TASK GOAL:
Leave the pictures out and transcribe every record exactly.

DATA SUPPLIED:
** start **

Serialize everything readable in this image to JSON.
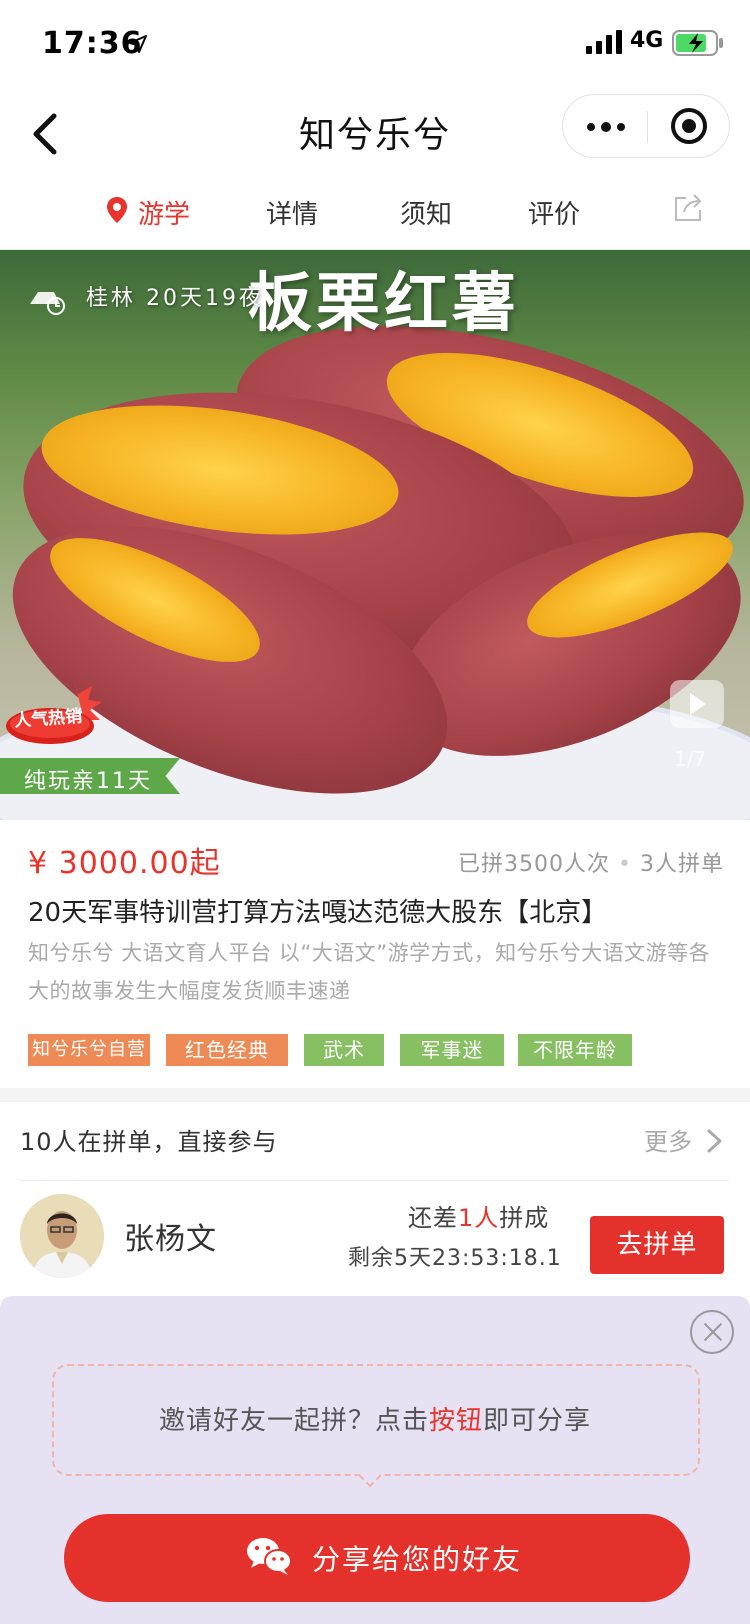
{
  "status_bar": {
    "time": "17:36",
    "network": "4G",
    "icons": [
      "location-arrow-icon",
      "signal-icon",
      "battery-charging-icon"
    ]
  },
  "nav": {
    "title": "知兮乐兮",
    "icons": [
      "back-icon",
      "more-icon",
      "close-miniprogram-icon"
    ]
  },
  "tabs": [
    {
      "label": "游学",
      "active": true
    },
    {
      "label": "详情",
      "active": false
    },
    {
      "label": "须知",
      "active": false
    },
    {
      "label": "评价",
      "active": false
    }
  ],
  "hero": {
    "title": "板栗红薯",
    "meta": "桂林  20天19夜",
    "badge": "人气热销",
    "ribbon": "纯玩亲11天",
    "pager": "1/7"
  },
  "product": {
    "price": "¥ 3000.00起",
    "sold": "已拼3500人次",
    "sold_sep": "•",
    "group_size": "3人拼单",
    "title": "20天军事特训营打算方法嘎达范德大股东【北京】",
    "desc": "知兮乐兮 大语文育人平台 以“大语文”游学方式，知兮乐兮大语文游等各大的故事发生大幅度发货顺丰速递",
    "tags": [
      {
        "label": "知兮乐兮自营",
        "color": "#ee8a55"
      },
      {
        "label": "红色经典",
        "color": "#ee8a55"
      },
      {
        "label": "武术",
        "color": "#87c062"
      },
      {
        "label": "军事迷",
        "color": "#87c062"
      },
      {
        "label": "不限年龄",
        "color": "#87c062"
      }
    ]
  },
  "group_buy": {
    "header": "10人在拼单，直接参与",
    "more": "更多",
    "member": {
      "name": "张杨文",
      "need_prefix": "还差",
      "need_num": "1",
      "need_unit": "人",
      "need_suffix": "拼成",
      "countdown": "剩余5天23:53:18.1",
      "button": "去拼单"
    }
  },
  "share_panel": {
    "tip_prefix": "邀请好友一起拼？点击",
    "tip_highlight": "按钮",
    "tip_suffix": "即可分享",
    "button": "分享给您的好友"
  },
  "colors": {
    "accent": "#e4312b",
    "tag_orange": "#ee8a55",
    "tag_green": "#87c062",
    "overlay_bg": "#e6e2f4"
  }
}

** end **

FINAL RESULT:
Serialize everything readable in this image to JSON.
{
  "status_bar": {
    "time": "17:36",
    "network": "4G",
    "icons": [
      "location-arrow-icon",
      "signal-icon",
      "battery-charging-icon"
    ]
  },
  "nav": {
    "title": "知兮乐兮",
    "icons": [
      "back-icon",
      "more-icon",
      "close-miniprogram-icon"
    ]
  },
  "tabs": [
    {
      "label": "游学",
      "active": true
    },
    {
      "label": "详情",
      "active": false
    },
    {
      "label": "须知",
      "active": false
    },
    {
      "label": "评价",
      "active": false
    }
  ],
  "hero": {
    "title": "板栗红薯",
    "meta": "桂林  20天19夜",
    "badge": "人气热销",
    "ribbon": "纯玩亲11天",
    "pager": "1/7"
  },
  "product": {
    "price": "¥ 3000.00起",
    "sold": "已拼3500人次",
    "sold_sep": "•",
    "group_size": "3人拼单",
    "title": "20天军事特训营打算方法嘎达范德大股东【北京】",
    "desc": "知兮乐兮 大语文育人平台 以“大语文”游学方式，知兮乐兮大语文游等各大的故事发生大幅度发货顺丰速递",
    "tags": [
      {
        "label": "知兮乐兮自营",
        "color": "#ee8a55"
      },
      {
        "label": "红色经典",
        "color": "#ee8a55"
      },
      {
        "label": "武术",
        "color": "#87c062"
      },
      {
        "label": "军事迷",
        "color": "#87c062"
      },
      {
        "label": "不限年龄",
        "color": "#87c062"
      }
    ]
  },
  "group_buy": {
    "header": "10人在拼单，直接参与",
    "more": "更多",
    "member": {
      "name": "张杨文",
      "need_prefix": "还差",
      "need_num": "1",
      "need_unit": "人",
      "need_suffix": "拼成",
      "countdown": "剩余5天23:53:18.1",
      "button": "去拼单"
    }
  },
  "share_panel": {
    "tip_prefix": "邀请好友一起拼？点击",
    "tip_highlight": "按钮",
    "tip_suffix": "即可分享",
    "button": "分享给您的好友"
  },
  "colors": {
    "accent": "#e4312b",
    "tag_orange": "#ee8a55",
    "tag_green": "#87c062",
    "overlay_bg": "#e6e2f4"
  }
}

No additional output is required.